● Prompt
Can you output the material below verbatim, starting with the line that contains "- svg-text:POWER: POWER: [106, 363, 142, 373]" and going on through the line that contains "- magnetron temperature fuse: [625, 768, 650, 779]"?

## Begin

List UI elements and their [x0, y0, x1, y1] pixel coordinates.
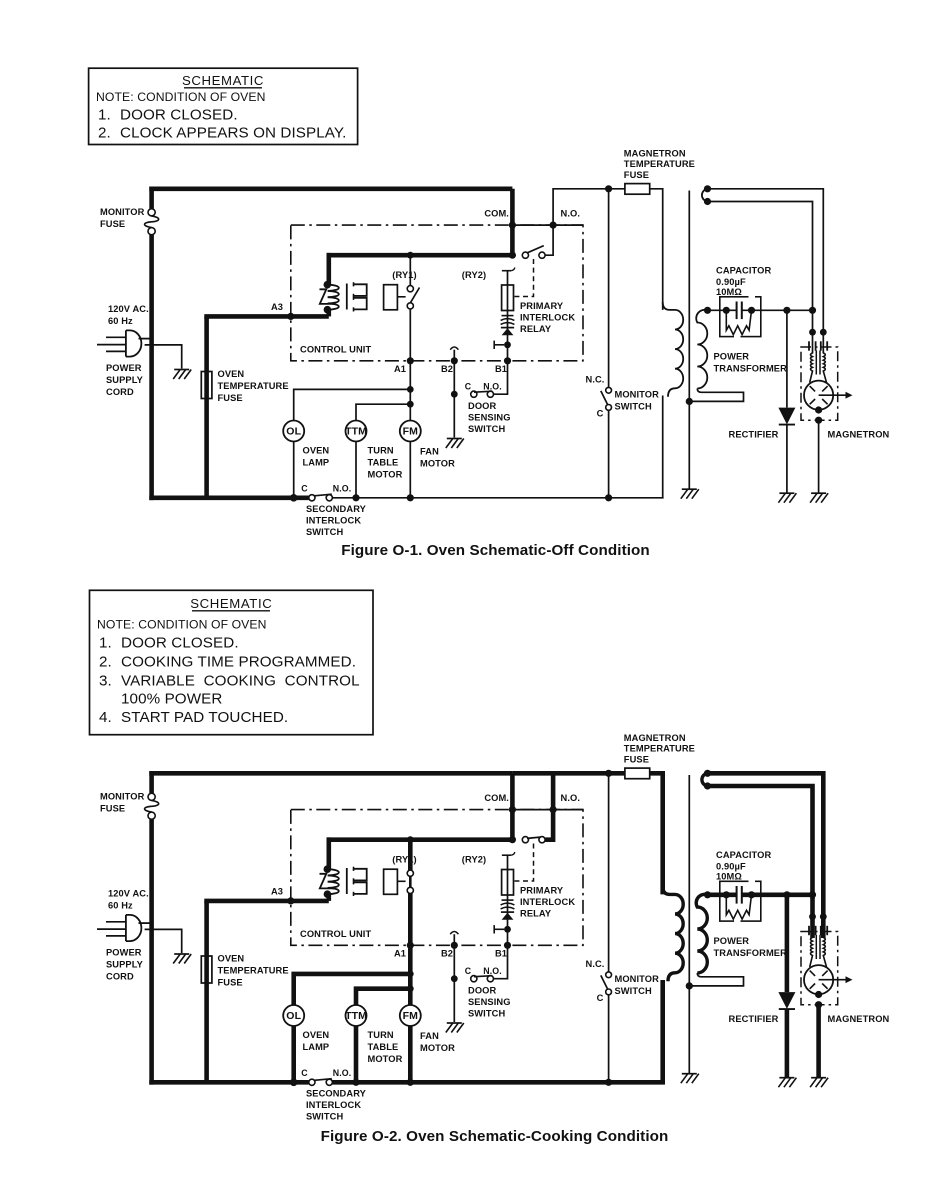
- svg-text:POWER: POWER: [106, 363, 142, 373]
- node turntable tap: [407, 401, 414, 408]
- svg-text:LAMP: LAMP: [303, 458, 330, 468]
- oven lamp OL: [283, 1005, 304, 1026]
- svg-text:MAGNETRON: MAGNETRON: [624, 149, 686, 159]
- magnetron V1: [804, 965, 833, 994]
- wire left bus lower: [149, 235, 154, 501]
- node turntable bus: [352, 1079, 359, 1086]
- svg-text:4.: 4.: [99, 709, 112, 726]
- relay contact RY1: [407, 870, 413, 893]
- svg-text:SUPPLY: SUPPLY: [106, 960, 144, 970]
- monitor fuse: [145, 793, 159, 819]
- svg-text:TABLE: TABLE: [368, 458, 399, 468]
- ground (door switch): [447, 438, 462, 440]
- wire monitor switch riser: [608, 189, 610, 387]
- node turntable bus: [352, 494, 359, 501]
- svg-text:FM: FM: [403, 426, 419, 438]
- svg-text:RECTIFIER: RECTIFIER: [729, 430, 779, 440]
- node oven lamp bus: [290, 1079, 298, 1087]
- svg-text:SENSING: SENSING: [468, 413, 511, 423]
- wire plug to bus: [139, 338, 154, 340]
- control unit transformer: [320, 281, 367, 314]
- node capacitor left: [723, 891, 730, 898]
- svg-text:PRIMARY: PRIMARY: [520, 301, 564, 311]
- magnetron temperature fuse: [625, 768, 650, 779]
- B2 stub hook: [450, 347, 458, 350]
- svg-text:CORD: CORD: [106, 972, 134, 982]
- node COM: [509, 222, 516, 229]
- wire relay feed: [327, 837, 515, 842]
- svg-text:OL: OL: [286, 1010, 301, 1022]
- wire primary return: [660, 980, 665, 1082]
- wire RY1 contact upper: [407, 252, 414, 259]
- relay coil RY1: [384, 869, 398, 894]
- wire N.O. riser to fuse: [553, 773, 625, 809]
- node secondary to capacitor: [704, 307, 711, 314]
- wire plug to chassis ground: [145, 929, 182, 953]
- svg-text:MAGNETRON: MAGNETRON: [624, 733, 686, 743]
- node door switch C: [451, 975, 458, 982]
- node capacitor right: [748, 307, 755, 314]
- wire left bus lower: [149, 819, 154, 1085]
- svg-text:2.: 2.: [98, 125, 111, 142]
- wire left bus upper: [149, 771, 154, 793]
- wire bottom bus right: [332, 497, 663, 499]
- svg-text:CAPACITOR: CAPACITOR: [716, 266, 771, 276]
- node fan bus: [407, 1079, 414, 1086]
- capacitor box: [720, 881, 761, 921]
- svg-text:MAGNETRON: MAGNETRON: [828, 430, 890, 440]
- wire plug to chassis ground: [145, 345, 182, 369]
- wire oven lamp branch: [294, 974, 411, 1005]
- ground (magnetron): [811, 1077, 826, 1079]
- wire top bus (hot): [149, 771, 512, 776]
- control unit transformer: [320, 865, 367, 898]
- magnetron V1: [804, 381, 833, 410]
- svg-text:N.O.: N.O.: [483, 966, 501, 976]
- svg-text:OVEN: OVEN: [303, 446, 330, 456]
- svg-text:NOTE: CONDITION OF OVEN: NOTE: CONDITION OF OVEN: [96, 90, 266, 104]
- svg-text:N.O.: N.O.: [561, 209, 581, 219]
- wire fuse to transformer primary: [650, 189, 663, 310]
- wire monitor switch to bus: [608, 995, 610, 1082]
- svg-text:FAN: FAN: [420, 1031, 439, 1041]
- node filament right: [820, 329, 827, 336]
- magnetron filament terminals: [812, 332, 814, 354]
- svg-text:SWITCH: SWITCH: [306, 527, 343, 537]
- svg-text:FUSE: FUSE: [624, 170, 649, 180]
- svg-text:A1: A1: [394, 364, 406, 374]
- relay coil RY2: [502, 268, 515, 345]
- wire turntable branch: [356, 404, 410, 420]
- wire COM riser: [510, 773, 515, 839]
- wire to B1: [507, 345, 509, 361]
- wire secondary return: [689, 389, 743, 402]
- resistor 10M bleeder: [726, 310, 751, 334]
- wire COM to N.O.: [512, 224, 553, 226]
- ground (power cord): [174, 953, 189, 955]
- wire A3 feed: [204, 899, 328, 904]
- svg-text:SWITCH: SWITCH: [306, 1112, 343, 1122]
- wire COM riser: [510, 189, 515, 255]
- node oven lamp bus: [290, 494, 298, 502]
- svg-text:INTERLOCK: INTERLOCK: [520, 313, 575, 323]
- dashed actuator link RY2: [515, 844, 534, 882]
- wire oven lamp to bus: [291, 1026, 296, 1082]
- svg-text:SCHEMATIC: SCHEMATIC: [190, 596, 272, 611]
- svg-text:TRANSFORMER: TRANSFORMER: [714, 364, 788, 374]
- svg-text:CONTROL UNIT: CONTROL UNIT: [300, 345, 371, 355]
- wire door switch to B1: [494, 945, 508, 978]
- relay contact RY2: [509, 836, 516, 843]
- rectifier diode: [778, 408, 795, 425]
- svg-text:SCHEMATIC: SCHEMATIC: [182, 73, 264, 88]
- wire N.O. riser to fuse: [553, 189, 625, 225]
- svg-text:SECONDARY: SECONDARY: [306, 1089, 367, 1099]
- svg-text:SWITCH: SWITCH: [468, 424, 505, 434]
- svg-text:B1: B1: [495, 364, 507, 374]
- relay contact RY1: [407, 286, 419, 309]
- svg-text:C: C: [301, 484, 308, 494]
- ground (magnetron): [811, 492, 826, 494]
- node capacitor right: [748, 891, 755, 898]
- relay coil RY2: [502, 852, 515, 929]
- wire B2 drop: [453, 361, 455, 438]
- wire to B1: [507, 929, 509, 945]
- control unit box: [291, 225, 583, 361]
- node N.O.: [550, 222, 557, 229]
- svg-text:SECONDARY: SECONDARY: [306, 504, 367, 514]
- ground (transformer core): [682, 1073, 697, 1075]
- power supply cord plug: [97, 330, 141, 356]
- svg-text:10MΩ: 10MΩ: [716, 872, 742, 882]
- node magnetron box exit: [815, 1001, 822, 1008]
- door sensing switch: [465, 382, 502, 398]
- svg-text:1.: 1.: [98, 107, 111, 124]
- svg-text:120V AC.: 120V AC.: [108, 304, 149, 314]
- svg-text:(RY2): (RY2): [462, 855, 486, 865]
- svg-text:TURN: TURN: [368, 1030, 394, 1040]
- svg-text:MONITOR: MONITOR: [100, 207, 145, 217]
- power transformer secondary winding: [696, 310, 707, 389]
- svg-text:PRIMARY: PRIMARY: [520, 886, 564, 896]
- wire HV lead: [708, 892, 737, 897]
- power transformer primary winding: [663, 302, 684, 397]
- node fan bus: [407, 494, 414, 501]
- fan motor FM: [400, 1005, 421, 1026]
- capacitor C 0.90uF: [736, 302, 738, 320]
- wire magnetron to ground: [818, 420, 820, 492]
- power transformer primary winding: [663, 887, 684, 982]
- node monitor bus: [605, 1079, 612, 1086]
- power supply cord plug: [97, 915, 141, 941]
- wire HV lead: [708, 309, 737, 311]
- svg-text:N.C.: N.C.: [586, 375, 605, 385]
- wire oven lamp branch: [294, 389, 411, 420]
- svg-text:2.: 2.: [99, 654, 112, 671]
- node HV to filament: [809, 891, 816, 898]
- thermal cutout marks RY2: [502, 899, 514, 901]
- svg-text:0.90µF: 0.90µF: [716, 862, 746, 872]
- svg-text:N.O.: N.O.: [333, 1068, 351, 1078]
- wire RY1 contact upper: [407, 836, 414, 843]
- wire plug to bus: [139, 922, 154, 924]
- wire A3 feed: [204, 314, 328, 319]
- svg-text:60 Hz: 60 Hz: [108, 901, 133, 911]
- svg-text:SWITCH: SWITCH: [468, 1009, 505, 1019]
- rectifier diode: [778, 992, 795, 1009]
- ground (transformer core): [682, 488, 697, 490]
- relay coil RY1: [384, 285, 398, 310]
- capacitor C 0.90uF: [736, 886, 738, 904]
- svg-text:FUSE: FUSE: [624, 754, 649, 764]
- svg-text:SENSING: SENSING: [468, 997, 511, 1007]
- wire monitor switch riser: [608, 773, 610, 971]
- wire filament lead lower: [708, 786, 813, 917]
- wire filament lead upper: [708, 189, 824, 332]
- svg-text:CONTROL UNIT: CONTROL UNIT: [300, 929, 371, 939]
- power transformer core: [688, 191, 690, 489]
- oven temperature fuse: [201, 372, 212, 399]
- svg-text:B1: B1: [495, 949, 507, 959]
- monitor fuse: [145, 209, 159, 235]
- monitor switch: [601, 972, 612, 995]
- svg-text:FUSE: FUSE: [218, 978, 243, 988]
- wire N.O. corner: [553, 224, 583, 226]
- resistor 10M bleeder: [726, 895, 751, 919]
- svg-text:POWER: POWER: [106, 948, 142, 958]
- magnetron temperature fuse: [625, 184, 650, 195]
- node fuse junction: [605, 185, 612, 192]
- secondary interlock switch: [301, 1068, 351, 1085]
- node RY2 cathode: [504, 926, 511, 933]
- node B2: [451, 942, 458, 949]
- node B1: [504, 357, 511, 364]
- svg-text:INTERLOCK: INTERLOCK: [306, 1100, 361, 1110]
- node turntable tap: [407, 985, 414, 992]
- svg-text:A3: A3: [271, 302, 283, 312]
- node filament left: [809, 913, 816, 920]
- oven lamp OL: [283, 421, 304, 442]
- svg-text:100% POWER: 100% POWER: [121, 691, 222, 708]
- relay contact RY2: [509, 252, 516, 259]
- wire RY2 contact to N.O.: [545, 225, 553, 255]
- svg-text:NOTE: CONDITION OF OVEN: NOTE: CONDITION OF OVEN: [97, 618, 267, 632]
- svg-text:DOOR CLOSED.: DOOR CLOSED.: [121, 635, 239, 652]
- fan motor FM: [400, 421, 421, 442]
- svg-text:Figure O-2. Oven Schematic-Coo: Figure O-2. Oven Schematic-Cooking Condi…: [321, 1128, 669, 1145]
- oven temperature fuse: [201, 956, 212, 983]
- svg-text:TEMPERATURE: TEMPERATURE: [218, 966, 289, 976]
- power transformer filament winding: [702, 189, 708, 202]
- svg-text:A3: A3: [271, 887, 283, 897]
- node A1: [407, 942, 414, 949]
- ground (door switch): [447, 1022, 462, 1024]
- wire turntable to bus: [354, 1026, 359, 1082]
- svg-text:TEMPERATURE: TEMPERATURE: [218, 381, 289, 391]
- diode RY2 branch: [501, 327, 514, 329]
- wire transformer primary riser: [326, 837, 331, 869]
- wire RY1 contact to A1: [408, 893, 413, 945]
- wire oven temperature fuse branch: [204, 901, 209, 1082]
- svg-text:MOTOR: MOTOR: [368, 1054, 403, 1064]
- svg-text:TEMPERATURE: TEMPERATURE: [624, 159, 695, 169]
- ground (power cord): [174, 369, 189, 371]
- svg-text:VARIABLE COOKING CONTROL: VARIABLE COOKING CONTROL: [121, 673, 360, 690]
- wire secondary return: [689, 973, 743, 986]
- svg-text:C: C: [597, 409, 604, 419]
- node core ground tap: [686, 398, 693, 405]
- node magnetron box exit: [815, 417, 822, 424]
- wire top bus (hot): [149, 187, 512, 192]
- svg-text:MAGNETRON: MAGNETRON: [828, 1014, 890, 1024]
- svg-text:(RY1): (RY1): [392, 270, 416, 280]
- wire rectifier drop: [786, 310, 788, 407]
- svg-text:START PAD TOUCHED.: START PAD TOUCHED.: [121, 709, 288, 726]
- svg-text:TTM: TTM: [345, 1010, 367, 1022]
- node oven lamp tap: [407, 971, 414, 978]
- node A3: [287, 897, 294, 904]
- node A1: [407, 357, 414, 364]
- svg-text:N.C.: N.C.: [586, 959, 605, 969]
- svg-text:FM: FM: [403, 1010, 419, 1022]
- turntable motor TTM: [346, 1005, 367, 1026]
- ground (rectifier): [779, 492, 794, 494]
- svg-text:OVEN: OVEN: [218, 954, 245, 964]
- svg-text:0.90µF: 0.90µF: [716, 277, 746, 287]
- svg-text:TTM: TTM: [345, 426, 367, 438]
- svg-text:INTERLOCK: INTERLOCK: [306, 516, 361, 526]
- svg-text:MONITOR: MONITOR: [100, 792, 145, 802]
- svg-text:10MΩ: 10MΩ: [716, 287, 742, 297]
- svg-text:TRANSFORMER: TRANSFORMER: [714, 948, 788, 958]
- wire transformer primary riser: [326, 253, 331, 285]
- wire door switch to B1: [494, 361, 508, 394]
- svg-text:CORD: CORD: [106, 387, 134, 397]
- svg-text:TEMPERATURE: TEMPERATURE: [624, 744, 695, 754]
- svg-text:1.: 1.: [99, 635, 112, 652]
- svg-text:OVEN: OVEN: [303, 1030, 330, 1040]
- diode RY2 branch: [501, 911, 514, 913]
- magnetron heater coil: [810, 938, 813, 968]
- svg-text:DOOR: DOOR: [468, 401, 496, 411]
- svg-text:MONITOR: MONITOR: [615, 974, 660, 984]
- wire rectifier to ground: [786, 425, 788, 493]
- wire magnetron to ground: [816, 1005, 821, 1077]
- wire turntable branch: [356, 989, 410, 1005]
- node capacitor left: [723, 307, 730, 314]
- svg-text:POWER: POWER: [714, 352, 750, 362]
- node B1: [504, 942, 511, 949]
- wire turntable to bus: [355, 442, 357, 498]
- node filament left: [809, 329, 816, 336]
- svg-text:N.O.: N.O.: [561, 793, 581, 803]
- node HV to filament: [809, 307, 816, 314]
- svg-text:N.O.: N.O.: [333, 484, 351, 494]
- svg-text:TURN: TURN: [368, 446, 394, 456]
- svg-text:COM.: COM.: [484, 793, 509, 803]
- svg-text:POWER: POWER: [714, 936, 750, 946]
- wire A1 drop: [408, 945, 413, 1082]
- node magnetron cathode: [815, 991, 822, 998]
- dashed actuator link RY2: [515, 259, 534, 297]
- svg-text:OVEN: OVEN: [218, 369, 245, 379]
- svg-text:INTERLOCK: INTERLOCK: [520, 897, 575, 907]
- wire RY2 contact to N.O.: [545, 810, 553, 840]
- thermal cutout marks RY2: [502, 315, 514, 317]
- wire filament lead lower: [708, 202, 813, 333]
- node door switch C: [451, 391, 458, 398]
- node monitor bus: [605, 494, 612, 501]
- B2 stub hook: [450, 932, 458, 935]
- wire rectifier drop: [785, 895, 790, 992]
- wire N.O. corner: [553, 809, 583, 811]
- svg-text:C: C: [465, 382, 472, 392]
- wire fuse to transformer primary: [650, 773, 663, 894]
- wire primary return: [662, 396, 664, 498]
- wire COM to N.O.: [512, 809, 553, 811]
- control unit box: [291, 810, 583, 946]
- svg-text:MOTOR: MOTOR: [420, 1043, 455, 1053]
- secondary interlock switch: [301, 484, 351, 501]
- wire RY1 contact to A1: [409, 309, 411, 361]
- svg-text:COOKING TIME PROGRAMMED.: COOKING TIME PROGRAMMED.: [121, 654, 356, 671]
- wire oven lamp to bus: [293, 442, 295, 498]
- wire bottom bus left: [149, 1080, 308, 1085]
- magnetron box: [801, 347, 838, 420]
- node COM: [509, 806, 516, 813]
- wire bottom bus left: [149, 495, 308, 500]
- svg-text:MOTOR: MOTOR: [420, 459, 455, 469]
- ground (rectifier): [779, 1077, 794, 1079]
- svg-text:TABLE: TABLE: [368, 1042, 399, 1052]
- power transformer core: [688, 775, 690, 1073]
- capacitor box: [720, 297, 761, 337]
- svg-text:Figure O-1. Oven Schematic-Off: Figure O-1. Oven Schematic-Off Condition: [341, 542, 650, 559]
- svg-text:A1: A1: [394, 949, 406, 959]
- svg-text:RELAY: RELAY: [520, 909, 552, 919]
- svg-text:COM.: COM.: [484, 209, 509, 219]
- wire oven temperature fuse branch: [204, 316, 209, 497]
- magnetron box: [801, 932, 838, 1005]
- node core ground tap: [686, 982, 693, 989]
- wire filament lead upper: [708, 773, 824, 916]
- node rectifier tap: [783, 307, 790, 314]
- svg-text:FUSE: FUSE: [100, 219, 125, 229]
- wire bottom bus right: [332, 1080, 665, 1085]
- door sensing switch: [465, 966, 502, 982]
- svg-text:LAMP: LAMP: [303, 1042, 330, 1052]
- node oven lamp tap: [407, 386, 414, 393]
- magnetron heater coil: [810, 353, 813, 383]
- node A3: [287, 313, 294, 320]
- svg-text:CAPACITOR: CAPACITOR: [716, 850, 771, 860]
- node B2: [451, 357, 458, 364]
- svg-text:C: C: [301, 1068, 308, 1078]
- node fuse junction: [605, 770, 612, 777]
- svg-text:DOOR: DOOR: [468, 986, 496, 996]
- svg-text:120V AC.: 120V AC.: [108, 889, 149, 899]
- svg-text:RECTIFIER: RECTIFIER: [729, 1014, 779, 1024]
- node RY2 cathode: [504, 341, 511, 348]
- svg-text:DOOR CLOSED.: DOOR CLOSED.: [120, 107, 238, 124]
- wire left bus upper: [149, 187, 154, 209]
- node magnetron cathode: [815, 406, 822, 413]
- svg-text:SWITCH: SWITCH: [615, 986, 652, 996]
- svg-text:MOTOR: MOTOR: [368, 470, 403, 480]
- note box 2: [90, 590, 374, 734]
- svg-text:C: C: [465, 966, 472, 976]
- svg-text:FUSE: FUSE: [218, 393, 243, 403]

## End

● Completed exercise
- svg-text:POWER: POWER: [106, 363, 142, 373]
- node turntable tap: [407, 401, 414, 408]
- svg-text:LAMP: LAMP: [303, 458, 330, 468]
- oven lamp OL: [283, 1005, 304, 1026]
- svg-text:MAGNETRON: MAGNETRON: [624, 149, 686, 159]
- magnetron V1: [804, 965, 833, 994]
- wire left bus lower: [149, 235, 154, 501]
- node turntable bus: [352, 1079, 359, 1086]
- svg-text:4.: 4.: [99, 709, 112, 726]
- relay contact RY1: [407, 870, 413, 893]
- svg-text:SUPPLY: SUPPLY: [106, 960, 144, 970]
- monitor fuse: [145, 793, 159, 819]
- svg-text:TABLE: TABLE: [368, 458, 399, 468]
- ground (door switch): [447, 438, 462, 440]
- wire monitor switch riser: [608, 189, 610, 387]
- node turntable bus: [352, 494, 359, 501]
- svg-text:FM: FM: [403, 426, 419, 438]
- svg-text:RECTIFIER: RECTIFIER: [729, 430, 779, 440]
- node oven lamp bus: [290, 1079, 298, 1087]
- svg-text:SENSING: SENSING: [468, 413, 511, 423]
- wire plug to bus: [139, 338, 154, 340]
- control unit transformer: [320, 281, 367, 314]
- node capacitor left: [723, 891, 730, 898]
- svg-text:PRIMARY: PRIMARY: [520, 301, 564, 311]
- magnetron temperature fuse: [625, 768, 650, 779]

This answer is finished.